DIRECTION:
Copy every line of the material below without altering anything, and leave out the pictures.

------ EXTRACTED INFORMATION

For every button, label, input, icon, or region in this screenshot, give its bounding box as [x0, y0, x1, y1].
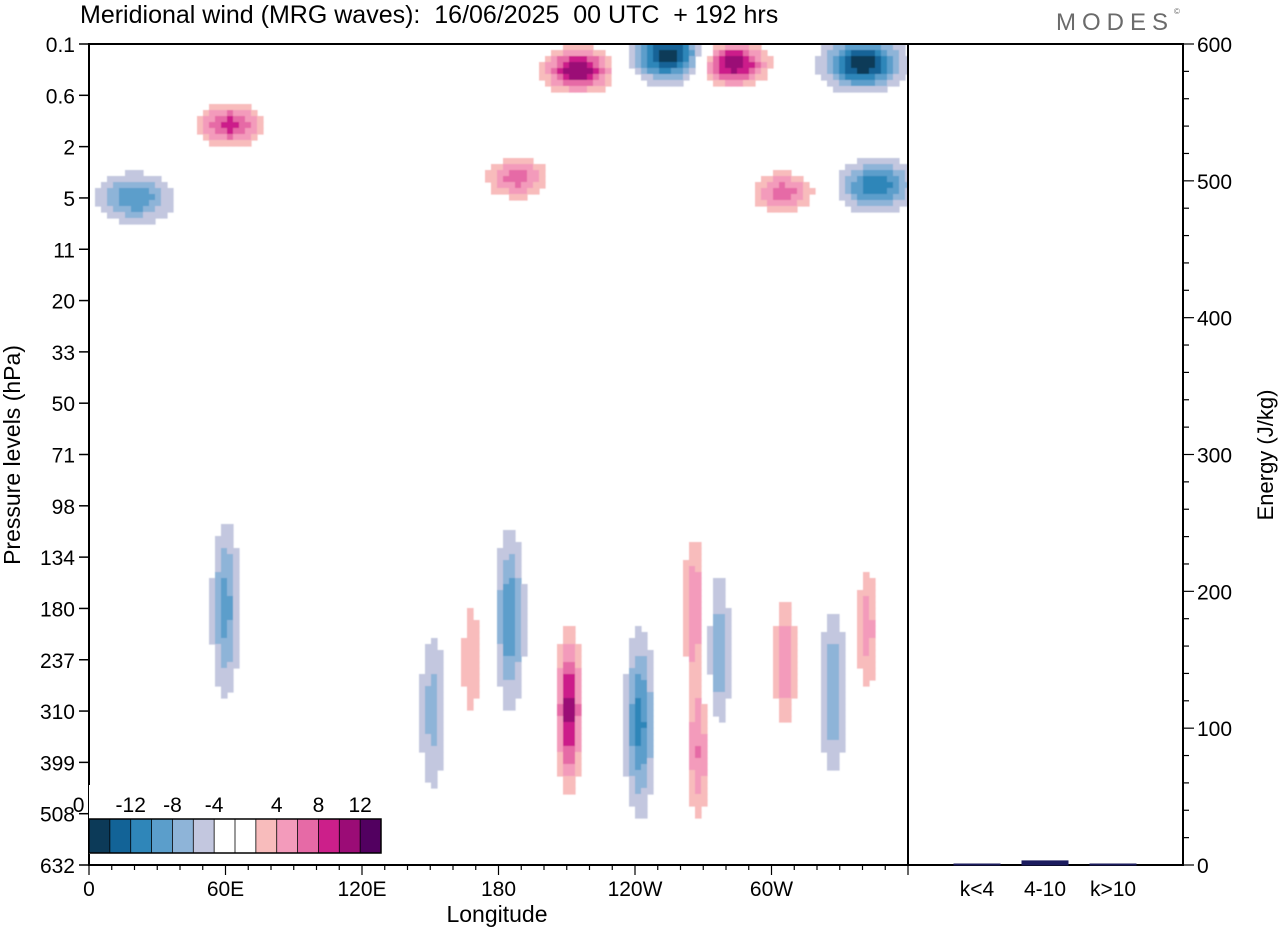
- pressure-tick-label: 237: [40, 650, 75, 673]
- pressure-tick-label: 310: [40, 701, 75, 724]
- pressure-tick-label: 0.1: [46, 34, 75, 57]
- energy-category-label: k>10: [1090, 878, 1136, 901]
- longitude-tick-label: 60E: [207, 878, 244, 901]
- colorbar-swatch: [109, 819, 132, 853]
- logo-text: MODES: [1056, 9, 1175, 36]
- colorbar-swatch: [89, 819, 111, 853]
- pressure-axis: 0.1 0.6 2 5 11 20 33 50 71 98 134 180 237 310 399 508 63…: [40, 34, 89, 878]
- longitude-axis: 0 60E 120E 180 120W 60W: [83, 865, 909, 901]
- longitude-tick-label: 0: [83, 878, 95, 901]
- energy-category-label: k<4: [960, 878, 995, 901]
- colorbar-swatch: [255, 819, 278, 853]
- energy-category-label: 4-10: [1024, 878, 1066, 901]
- energy-panel-frame: [907, 43, 1184, 866]
- pressure-tick-label: 508: [40, 804, 75, 827]
- pressure-tick-label: 33: [52, 342, 75, 365]
- colorbar-swatch: [193, 819, 215, 853]
- pressure-tick-label: 399: [40, 752, 75, 775]
- energy-tick-label: 300: [1197, 445, 1232, 468]
- logo-mark: ©: [1174, 7, 1180, 16]
- energy-bars: [953, 860, 1137, 866]
- longitude-tick-label: 120E: [337, 878, 386, 901]
- colorbar-swatch: [318, 819, 340, 853]
- colorbar-label: -12: [116, 794, 146, 817]
- colorbar-label: -8: [163, 794, 182, 817]
- energy-bar: [1089, 863, 1137, 866]
- colorbar-swatch: [130, 819, 153, 853]
- pressure-tick-label: 11: [53, 239, 75, 262]
- pressure-tick-label: 98: [52, 496, 75, 519]
- colorbar-label: 0: [73, 794, 85, 817]
- colorbar-swatch: [235, 819, 257, 853]
- heatmap-plot-area: [95, 44, 908, 819]
- colorbar: -12 -8 -4 0 4 8 12: [73, 785, 383, 854]
- energy-categories: k<4 4-10 k>10: [960, 878, 1136, 901]
- x-axis-label: Longitude: [446, 901, 547, 927]
- colorbar-swatch: [214, 819, 236, 853]
- colorbar-label: -4: [205, 794, 224, 817]
- colorbar-border: [88, 818, 382, 854]
- energy-tick-label: 100: [1197, 718, 1232, 741]
- energy-tick-label: 600: [1197, 34, 1232, 57]
- longitude-tick-label: 60W: [750, 878, 793, 901]
- colorbar-swatch: [339, 819, 361, 853]
- pressure-tick-label: 50: [52, 393, 75, 416]
- energy-tick-label: 500: [1197, 171, 1232, 194]
- colorbar-swatch: [297, 819, 319, 853]
- colorbar-label: 8: [313, 794, 325, 817]
- colorbar-label: 4: [271, 794, 283, 817]
- energy-axis-label: Energy (J/kg): [1253, 390, 1278, 521]
- y-axis-label: Pressure levels (hPa): [0, 345, 25, 565]
- colorbar-swatch: [172, 819, 194, 853]
- longitude-tick-label: 120W: [608, 878, 663, 901]
- pressure-tick-label: 71: [52, 445, 75, 468]
- colorbar-swatch: [276, 819, 299, 853]
- energy-bar: [953, 863, 1001, 866]
- colorbar-swatch: [360, 819, 382, 853]
- pressure-tick-label: 2: [63, 137, 75, 160]
- colorbar-swatch: [151, 819, 173, 853]
- pressure-tick-label: 180: [40, 598, 75, 621]
- modes-logo: MODES©: [1056, 7, 1180, 37]
- energy-bar: [1021, 860, 1069, 866]
- energy-axis: 0 100 200 300 400 500 600: [1183, 34, 1232, 878]
- pressure-tick-label: 134: [40, 547, 75, 570]
- pressure-tick-label: 0.6: [46, 85, 75, 108]
- pressure-tick-label: 5: [63, 188, 75, 211]
- energy-tick-label: 400: [1197, 308, 1232, 331]
- energy-tick-label: 200: [1197, 581, 1232, 604]
- longitude-tick-label: 180: [481, 878, 516, 901]
- colorbar-label: 12: [348, 794, 371, 817]
- pressure-tick-label: 20: [52, 291, 75, 314]
- chart-title: Meridional wind (MRG waves): 16/06/2025 …: [80, 1, 779, 29]
- energy-tick-label: 0: [1197, 855, 1209, 878]
- pressure-tick-label: 632: [40, 855, 75, 878]
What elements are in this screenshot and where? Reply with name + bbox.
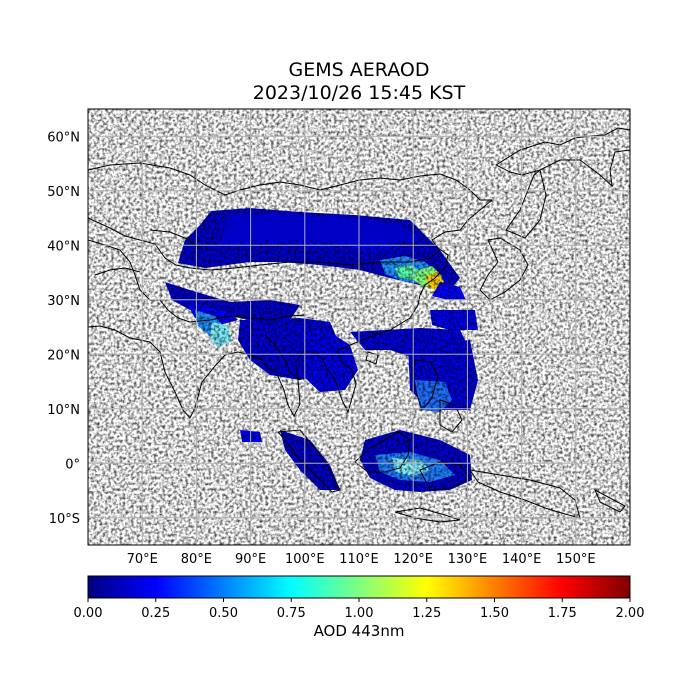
colorbar-tick-label: 0.00: [74, 606, 103, 621]
lon-tick-label: 130°E: [448, 552, 488, 567]
lat-tick-label: 0°: [65, 457, 80, 472]
colorbar-tick-label: 1.75: [548, 606, 577, 621]
lon-tick-label: 90°E: [235, 552, 266, 567]
lon-tick-label: 80°E: [181, 552, 212, 567]
lat-tick-label: 10°N: [47, 403, 80, 418]
map-frame: [87, 108, 631, 546]
colorbar-tick-label: 1.50: [480, 606, 509, 621]
colorbar-tick-label: 1.00: [345, 606, 374, 621]
lon-tick-label: 140°E: [502, 552, 542, 567]
colorbar-tick-label: 2.00: [616, 606, 645, 621]
gridlines: [88, 109, 630, 545]
lon-tick-label: 110°E: [339, 552, 379, 567]
colorbar-tick-label: 1.25: [412, 606, 441, 621]
lat-tick-label: 10°S: [49, 512, 80, 527]
lon-tick-label: 100°E: [285, 552, 325, 567]
map-plot-area: [88, 109, 630, 545]
colorbar-tick-label: 0.25: [141, 606, 170, 621]
lon-tick-label: 120°E: [393, 552, 433, 567]
latitude-labels: 60°N 50°N 40°N 30°N 20°N 10°N 0° 10°S: [47, 130, 80, 527]
colorbar-tick-label: 0.75: [277, 606, 306, 621]
colorbar-tick-label: 0.50: [209, 606, 238, 621]
lat-tick-label: 30°N: [47, 294, 80, 309]
lon-tick-label: 150°E: [556, 552, 596, 567]
lat-tick-label: 50°N: [47, 185, 80, 200]
map-subtitle-datetime: 2023/10/26 15:45 KST: [252, 82, 466, 104]
colorbar-ticks: 0.00 0.25 0.50 0.75 1.00 1.25 1.50 1.75 2.00: [74, 598, 645, 621]
colorbar-gradient: [87, 575, 631, 599]
lat-tick-label: 60°N: [47, 130, 80, 145]
colorbar: 0.00 0.25 0.50 0.75 1.00 1.25 1.50 1.75 2.00: [74, 575, 645, 621]
lat-tick-label: 20°N: [47, 348, 80, 363]
colorbar-label: AOD 443nm: [313, 622, 405, 640]
lon-tick-label: 70°E: [127, 552, 158, 567]
lat-tick-label: 40°N: [47, 239, 80, 254]
coastlines: [88, 127, 630, 523]
map-title: GEMS AERAOD: [288, 59, 430, 81]
longitude-labels: 70°E 80°E 90°E 100°E 110°E 120°E 130°E 140°E 150…: [127, 552, 596, 567]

------------

OUTPUT BELOW:
For every button, label, input, icon, or region in this screenshot, give its bounding box as [x0, y0, x1, y1].
- pressure-tick-label: 237: [40, 650, 75, 673]
- pressure-tick-label: 310: [40, 701, 75, 724]
- pressure-tick-label: 0.1: [46, 34, 75, 57]
- energy-category-label: k>10: [1090, 878, 1136, 901]
- longitude-tick-label: 60E: [207, 878, 244, 901]
- colorbar-swatch: [109, 819, 132, 853]
- logo-text: MODES: [1056, 9, 1175, 36]
- colorbar-swatch: [89, 819, 111, 853]
- pressure-axis: 0.1 0.6 2 5 11 20 33 50 71 98 134 180 237 310 399 508 63…: [40, 34, 89, 878]
- longitude-axis: 0 60E 120E 180 120W 60W: [83, 865, 909, 901]
- longitude-tick-label: 0: [83, 878, 95, 901]
- energy-category-label: k<4: [960, 878, 995, 901]
- colorbar-swatch: [255, 819, 278, 853]
- energy-category-label: 4-10: [1024, 878, 1066, 901]
- energy-panel-frame: [907, 43, 1184, 866]
- pressure-tick-label: 508: [40, 804, 75, 827]
- pressure-tick-label: 33: [52, 342, 75, 365]
- colorbar-swatch: [193, 819, 215, 853]
- pressure-tick-label: 399: [40, 752, 75, 775]
- energy-tick-label: 300: [1197, 445, 1232, 468]
- logo-mark: ©: [1174, 7, 1180, 16]
- energy-bars: [953, 860, 1137, 866]
- longitude-tick-label: 120E: [337, 878, 386, 901]
- colorbar-swatch: [318, 819, 340, 853]
- colorbar-label: -12: [116, 794, 146, 817]
- colorbar-label: -8: [163, 794, 182, 817]
- energy-bar: [1089, 863, 1137, 866]
- colorbar-swatch: [130, 819, 153, 853]
- pressure-tick-label: 11: [53, 239, 75, 262]
- pressure-tick-label: 98: [52, 496, 75, 519]
- colorbar-label: 0: [73, 794, 85, 817]
- colorbar-swatch: [235, 819, 257, 853]
- heatmap-plot-area: [95, 44, 908, 819]
- colorbar: -12 -8 -4 0 4 8 12: [73, 785, 383, 854]
- energy-categories: k<4 4-10 k>10: [960, 878, 1136, 901]
- x-axis-label: Longitude: [446, 901, 547, 927]
- colorbar-swatch: [214, 819, 236, 853]
- colorbar-label: -4: [205, 794, 224, 817]
- colorbar-border: [88, 818, 382, 854]
- energy-tick-label: 100: [1197, 718, 1232, 741]
- energy-tick-label: 600: [1197, 34, 1232, 57]
- longitude-tick-label: 60W: [750, 878, 793, 901]
- colorbar-swatch: [339, 819, 361, 853]
- pressure-tick-label: 50: [52, 393, 75, 416]
- energy-tick-label: 500: [1197, 171, 1232, 194]
- colorbar-swatch: [297, 819, 319, 853]
- colorbar-label: 8: [313, 794, 325, 817]
- colorbar-label: 4: [271, 794, 283, 817]
- energy-axis-label: Energy (J/kg): [1253, 390, 1278, 521]
- y-axis-label: Pressure levels (hPa): [0, 345, 25, 565]
- colorbar-swatch: [172, 819, 194, 853]
- longitude-tick-label: 120W: [608, 878, 663, 901]
- pressure-tick-label: 71: [52, 445, 75, 468]
- colorbar-swatch: [276, 819, 299, 853]
- energy-bar: [953, 863, 1001, 866]
- colorbar-swatch: [360, 819, 382, 853]
- pressure-tick-label: 2: [63, 137, 75, 160]
- colorbar-swatch: [151, 819, 173, 853]
- pressure-tick-label: 180: [40, 598, 75, 621]
- modes-logo: MODES©: [1056, 7, 1180, 37]
- energy-bar: [1021, 860, 1069, 866]
- energy-axis: 0 100 200 300 400 500 600: [1183, 34, 1232, 878]
- pressure-tick-label: 134: [40, 547, 75, 570]
- pressure-tick-label: 0.6: [46, 85, 75, 108]
- pressure-tick-label: 5: [63, 188, 75, 211]
- energy-tick-label: 400: [1197, 308, 1232, 331]
- energy-tick-label: 200: [1197, 581, 1232, 604]
- longitude-tick-label: 180: [481, 878, 516, 901]
- colorbar-label: 12: [348, 794, 371, 817]
- pressure-tick-label: 20: [52, 291, 75, 314]
- chart-title: Meridional wind (MRG waves): 16/06/2025 …: [80, 1, 779, 29]
- energy-tick-label: 0: [1197, 855, 1209, 878]
- pressure-tick-label: 632: [40, 855, 75, 878]
What elements are in this screenshot and where? Reply with name + bbox.
colorbar-tick-label: 0.00: [74, 606, 103, 621]
lon-tick-label: 130°E: [448, 552, 488, 567]
lat-tick-label: 0°: [65, 457, 80, 472]
colorbar-tick-label: 1.75: [548, 606, 577, 621]
lon-tick-label: 90°E: [235, 552, 266, 567]
lon-tick-label: 80°E: [181, 552, 212, 567]
lat-tick-label: 10°N: [47, 403, 80, 418]
map-frame: [87, 108, 631, 546]
colorbar-tick-label: 1.50: [480, 606, 509, 621]
colorbar-tick-label: 1.00: [345, 606, 374, 621]
lon-tick-label: 140°E: [502, 552, 542, 567]
colorbar-tick-label: 2.00: [616, 606, 645, 621]
gridlines: [88, 109, 630, 545]
lon-tick-label: 110°E: [339, 552, 379, 567]
colorbar-tick-label: 1.25: [412, 606, 441, 621]
lat-tick-label: 10°S: [49, 512, 80, 527]
lon-tick-label: 100°E: [285, 552, 325, 567]
map-plot-area: [88, 109, 630, 545]
colorbar-tick-label: 0.25: [141, 606, 170, 621]
lon-tick-label: 120°E: [393, 552, 433, 567]
latitude-labels: 60°N 50°N 40°N 30°N 20°N 10°N 0° 10°S: [47, 130, 80, 527]
colorbar-tick-label: 0.75: [277, 606, 306, 621]
colorbar-tick-label: 0.50: [209, 606, 238, 621]
lat-tick-label: 30°N: [47, 294, 80, 309]
lon-tick-label: 150°E: [556, 552, 596, 567]
lat-tick-label: 50°N: [47, 185, 80, 200]
map-subtitle-datetime: 2023/10/26 15:45 KST: [252, 82, 466, 104]
colorbar-ticks: 0.00 0.25 0.50 0.75 1.00 1.25 1.50 1.75 2.00: [74, 598, 645, 621]
colorbar-gradient: [87, 575, 631, 599]
lat-tick-label: 60°N: [47, 130, 80, 145]
colorbar: 0.00 0.25 0.50 0.75 1.00 1.25 1.50 1.75 2.00: [74, 575, 645, 621]
lat-tick-label: 20°N: [47, 348, 80, 363]
colorbar-label: AOD 443nm: [313, 622, 405, 640]
lon-tick-label: 70°E: [127, 552, 158, 567]
lat-tick-label: 40°N: [47, 239, 80, 254]
coastlines: [88, 127, 630, 523]
map-title: GEMS AERAOD: [288, 59, 430, 81]
longitude-labels: 70°E 80°E 90°E 100°E 110°E 120°E 130°E 140°E 150…: [127, 552, 596, 567]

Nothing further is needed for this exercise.